[WHAT THE TASK REQUIRES] List each line of the data that holds the string "διεξαχθούν", please.

— begin RECORD EXCERPTS —

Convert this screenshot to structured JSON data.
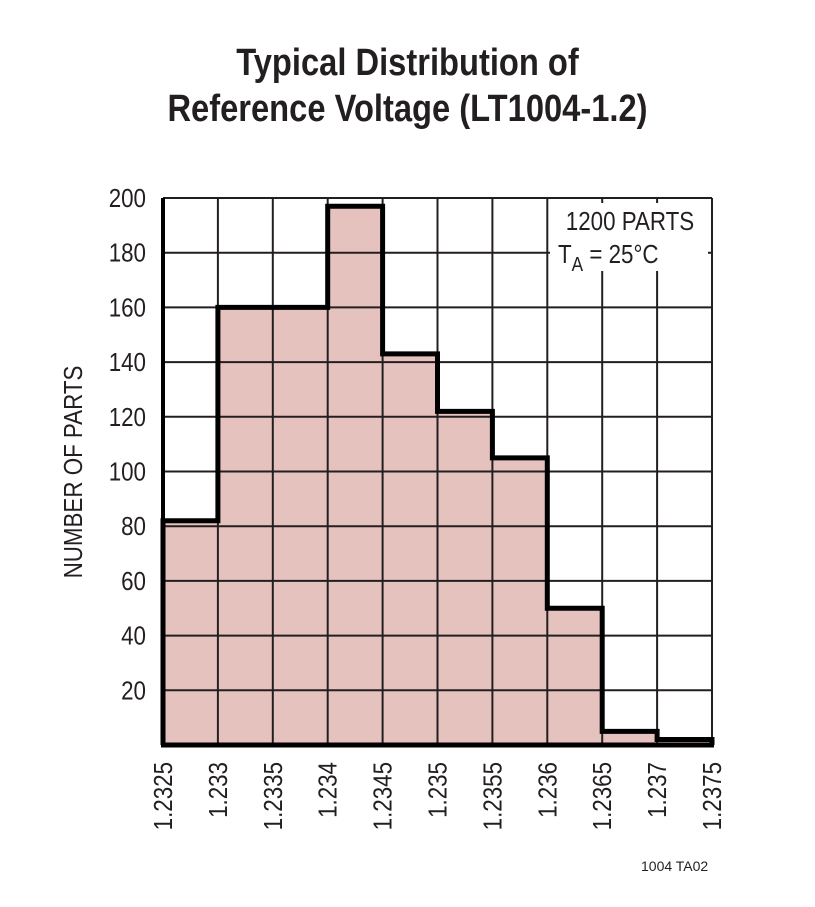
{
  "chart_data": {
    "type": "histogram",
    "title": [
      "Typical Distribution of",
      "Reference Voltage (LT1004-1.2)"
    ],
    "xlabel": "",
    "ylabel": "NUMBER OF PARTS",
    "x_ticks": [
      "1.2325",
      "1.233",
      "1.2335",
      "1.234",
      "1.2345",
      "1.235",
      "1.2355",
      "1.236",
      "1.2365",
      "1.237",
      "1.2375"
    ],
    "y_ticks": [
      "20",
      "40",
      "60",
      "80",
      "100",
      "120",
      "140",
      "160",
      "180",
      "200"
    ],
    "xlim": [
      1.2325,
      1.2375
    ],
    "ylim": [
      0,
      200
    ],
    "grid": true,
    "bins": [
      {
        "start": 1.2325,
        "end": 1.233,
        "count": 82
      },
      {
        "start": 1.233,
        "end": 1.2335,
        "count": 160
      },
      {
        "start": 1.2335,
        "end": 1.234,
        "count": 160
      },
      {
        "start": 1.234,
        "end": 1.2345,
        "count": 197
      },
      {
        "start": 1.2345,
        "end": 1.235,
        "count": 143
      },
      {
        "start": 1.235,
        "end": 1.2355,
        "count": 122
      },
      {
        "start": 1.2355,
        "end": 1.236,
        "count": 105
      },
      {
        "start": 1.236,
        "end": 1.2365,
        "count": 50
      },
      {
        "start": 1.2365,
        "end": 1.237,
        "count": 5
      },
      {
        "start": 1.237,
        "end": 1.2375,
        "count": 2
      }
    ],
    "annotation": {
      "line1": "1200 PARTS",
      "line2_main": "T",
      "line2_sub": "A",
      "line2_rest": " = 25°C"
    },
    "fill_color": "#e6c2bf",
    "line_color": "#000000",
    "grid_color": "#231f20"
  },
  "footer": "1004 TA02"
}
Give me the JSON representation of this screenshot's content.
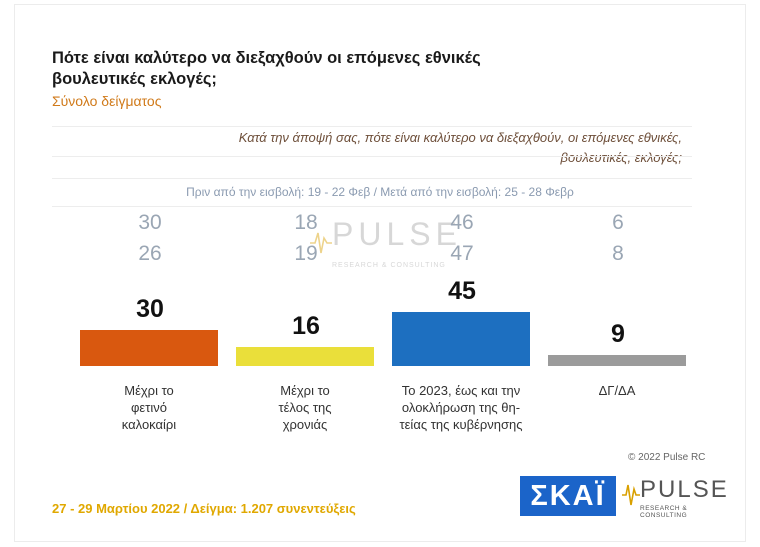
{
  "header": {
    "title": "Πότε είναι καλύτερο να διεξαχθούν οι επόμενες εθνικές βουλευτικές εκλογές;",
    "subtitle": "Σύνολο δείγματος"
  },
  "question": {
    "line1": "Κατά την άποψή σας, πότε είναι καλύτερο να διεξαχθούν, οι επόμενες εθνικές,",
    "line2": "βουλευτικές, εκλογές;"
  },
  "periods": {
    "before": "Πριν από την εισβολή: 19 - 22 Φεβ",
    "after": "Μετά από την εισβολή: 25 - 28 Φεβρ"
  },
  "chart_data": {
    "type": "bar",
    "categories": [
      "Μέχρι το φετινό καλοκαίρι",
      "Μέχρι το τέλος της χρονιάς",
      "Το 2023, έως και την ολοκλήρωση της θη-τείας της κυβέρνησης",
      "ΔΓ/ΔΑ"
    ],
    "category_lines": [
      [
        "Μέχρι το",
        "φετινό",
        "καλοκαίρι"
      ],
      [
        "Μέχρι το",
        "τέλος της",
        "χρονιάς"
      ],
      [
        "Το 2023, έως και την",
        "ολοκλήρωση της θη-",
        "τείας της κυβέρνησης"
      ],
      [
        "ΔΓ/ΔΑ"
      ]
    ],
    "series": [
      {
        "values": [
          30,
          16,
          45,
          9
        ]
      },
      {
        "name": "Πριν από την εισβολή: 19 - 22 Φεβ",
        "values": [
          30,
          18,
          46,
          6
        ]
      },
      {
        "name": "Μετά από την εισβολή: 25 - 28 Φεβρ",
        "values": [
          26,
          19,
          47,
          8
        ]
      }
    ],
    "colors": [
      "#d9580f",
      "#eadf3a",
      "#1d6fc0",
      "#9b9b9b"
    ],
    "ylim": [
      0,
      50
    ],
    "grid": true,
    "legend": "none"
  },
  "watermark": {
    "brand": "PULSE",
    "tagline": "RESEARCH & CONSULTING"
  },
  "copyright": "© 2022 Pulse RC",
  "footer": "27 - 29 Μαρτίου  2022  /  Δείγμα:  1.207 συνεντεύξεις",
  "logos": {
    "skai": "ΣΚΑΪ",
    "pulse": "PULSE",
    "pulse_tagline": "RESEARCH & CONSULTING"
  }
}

— end RECORD EXCERPTS —
— begin RECORD EXCERPTS —

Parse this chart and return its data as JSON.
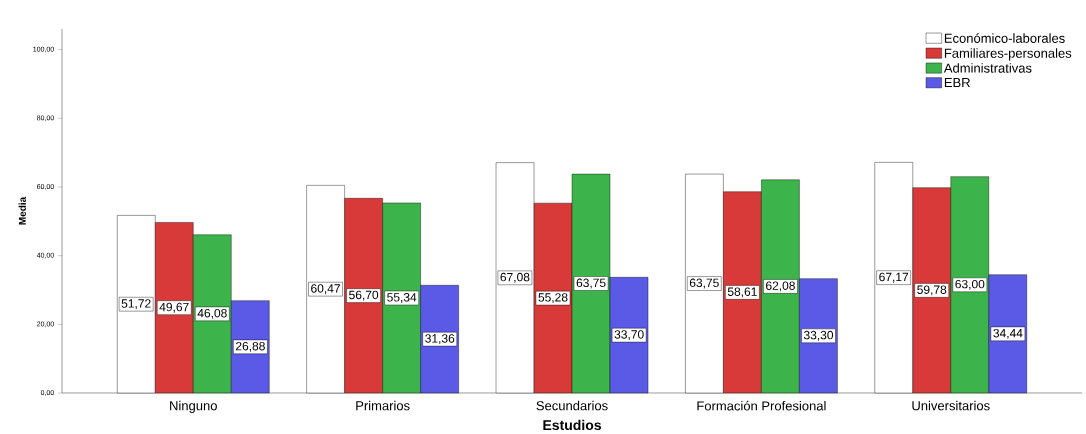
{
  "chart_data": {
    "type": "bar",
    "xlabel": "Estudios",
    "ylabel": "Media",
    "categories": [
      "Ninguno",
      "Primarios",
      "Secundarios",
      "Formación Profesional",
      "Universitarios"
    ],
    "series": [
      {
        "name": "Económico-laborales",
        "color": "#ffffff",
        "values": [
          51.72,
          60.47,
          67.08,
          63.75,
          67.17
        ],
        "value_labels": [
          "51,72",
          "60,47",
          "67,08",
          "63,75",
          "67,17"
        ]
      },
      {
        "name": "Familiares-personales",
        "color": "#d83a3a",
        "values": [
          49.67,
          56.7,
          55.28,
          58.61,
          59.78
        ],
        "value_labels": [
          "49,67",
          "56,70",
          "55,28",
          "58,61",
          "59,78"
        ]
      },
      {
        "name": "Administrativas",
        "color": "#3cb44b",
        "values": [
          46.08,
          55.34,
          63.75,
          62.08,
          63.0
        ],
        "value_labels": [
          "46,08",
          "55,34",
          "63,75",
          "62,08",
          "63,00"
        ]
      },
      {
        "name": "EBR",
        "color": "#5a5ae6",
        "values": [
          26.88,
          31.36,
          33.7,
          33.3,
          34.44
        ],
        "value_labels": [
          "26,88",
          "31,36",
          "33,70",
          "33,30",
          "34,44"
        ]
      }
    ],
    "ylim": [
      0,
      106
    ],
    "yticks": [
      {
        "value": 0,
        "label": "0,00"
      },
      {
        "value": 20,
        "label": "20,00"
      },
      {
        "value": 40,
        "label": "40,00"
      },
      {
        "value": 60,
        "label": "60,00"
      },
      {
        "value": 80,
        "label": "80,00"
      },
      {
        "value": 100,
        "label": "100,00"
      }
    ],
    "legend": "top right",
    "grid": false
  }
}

— end RECORD EXCERPTS —
— begin RECORD EXCERPTS —

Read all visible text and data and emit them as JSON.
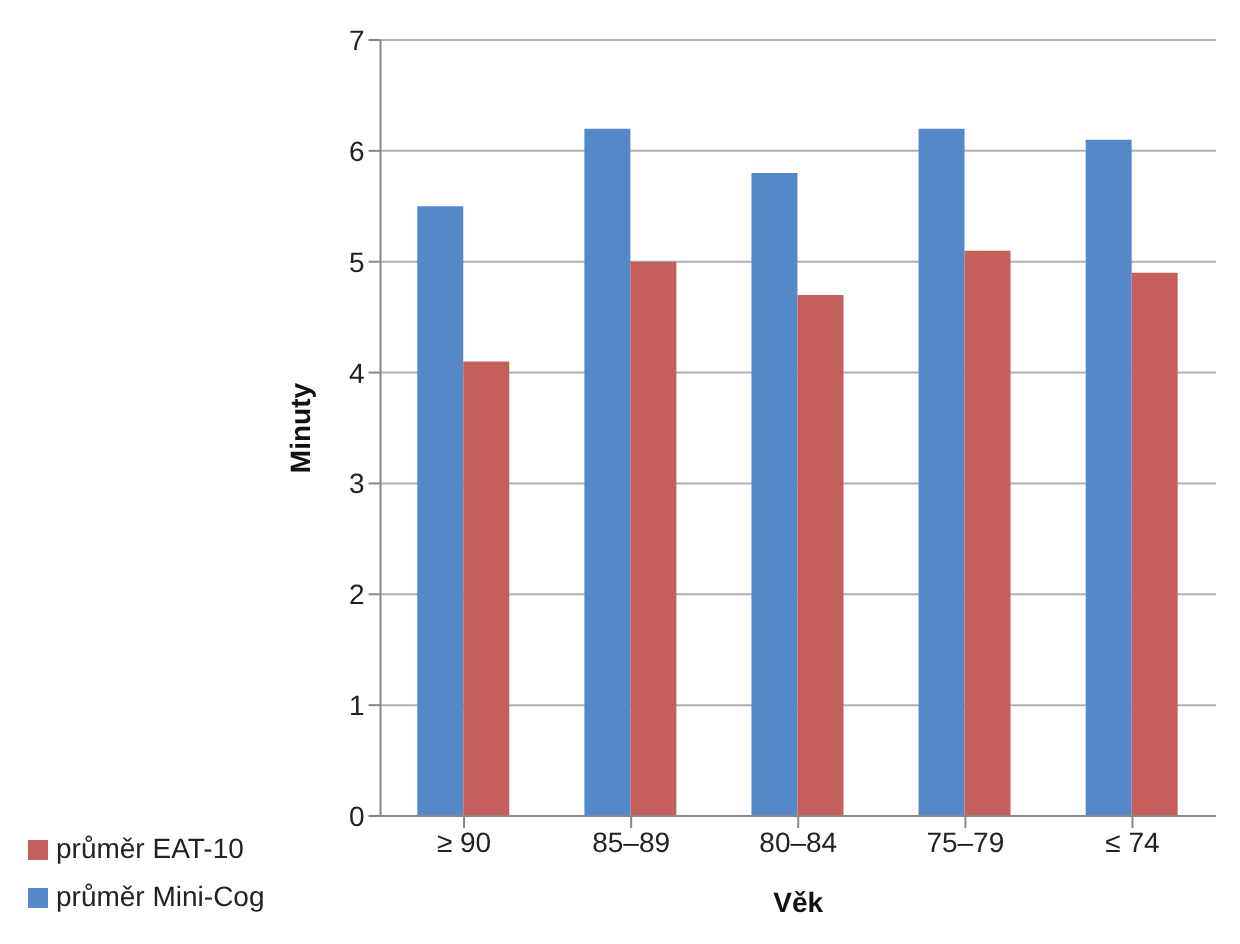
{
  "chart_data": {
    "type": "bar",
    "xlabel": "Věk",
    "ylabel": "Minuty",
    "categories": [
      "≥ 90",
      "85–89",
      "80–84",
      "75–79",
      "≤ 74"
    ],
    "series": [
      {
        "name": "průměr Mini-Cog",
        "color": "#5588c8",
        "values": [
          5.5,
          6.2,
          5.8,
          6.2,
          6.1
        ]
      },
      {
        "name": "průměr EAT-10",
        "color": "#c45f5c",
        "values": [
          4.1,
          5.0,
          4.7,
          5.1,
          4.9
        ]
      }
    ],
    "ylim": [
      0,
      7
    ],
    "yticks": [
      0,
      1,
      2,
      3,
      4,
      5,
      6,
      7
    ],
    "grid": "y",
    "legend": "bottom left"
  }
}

— end RECORD EXCERPTS —

[EXERCISE RESULT]
    "title": "Πότε είναι καλύτερο να διεξαχθούν οι επόμενες εθνικές βουλευτικές εκλογές;",
    "line1": "Κατά την άποψή σας, πότε είναι καλύτερο να διεξαχθούν, οι επόμενες εθνικές,",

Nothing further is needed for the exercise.